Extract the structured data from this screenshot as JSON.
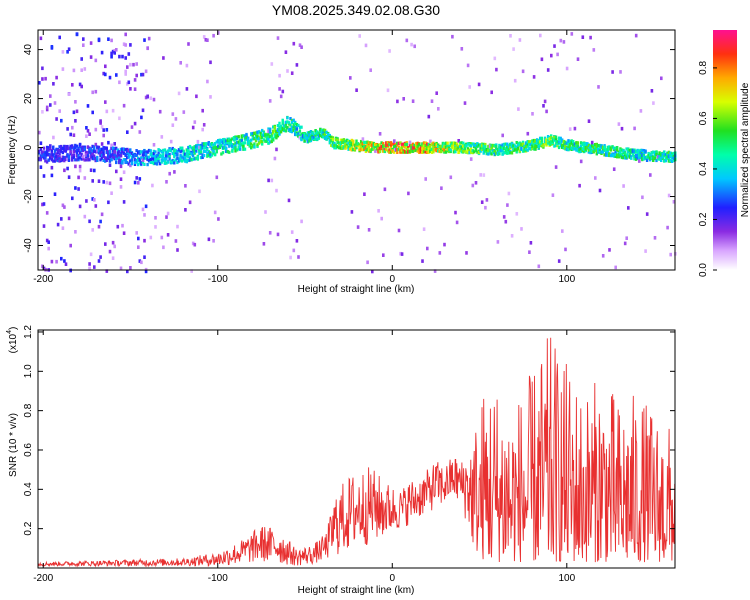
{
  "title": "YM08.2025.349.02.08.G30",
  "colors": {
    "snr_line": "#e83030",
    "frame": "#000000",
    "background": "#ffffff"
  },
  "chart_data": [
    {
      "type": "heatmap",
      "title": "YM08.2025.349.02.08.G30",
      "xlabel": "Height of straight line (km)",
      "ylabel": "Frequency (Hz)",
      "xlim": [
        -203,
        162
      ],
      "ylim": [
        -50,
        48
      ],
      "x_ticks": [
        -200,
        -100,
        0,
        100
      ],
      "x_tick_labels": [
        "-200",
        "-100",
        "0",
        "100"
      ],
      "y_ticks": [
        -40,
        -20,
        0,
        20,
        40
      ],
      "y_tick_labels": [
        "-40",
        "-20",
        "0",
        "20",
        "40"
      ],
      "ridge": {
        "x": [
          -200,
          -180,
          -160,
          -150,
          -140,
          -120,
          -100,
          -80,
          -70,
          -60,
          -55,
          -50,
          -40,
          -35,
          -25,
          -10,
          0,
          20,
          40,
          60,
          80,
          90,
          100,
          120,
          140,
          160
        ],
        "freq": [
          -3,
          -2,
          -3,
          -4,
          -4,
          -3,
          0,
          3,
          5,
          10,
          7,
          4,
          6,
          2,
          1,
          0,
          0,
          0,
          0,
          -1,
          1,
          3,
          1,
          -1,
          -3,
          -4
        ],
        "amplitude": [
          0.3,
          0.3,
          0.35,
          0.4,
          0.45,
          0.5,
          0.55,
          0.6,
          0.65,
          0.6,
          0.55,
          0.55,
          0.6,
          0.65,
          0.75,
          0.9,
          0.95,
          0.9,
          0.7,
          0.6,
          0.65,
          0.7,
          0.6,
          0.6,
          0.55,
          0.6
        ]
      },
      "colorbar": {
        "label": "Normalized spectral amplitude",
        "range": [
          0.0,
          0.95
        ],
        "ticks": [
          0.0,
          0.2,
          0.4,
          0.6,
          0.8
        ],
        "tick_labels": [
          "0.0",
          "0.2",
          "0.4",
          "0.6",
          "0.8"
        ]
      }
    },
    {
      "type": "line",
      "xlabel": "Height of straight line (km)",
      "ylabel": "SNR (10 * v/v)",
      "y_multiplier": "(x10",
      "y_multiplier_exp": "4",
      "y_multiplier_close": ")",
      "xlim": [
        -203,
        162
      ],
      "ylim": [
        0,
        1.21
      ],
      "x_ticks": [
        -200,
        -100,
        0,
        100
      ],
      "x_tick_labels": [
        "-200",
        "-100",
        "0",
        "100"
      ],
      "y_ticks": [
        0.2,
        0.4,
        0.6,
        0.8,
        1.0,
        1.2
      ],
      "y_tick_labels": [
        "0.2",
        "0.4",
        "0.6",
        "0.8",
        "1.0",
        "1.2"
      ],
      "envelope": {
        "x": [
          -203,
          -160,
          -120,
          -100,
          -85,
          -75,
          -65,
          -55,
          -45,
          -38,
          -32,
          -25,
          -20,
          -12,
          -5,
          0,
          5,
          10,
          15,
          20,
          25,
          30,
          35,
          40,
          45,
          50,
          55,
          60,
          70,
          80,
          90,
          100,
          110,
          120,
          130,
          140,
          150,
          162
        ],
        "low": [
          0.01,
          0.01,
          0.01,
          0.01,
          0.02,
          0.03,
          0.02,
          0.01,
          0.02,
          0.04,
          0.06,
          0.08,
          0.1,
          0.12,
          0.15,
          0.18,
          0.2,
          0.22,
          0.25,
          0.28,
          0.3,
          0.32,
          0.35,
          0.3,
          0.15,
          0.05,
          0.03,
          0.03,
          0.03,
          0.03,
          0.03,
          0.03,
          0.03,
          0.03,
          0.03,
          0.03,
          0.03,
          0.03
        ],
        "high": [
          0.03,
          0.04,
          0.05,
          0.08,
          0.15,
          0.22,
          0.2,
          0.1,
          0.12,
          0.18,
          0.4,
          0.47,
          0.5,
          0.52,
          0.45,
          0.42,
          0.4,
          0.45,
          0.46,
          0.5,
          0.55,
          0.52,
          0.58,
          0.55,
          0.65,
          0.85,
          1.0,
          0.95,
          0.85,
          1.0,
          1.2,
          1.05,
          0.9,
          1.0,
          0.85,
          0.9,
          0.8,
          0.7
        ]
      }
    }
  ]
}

....

GOAL » Collect from the data above every line that includes "amplitude".

SOLUTION BELOW »
        "amplitude": [
        "label": "Normalized spectral amplitude",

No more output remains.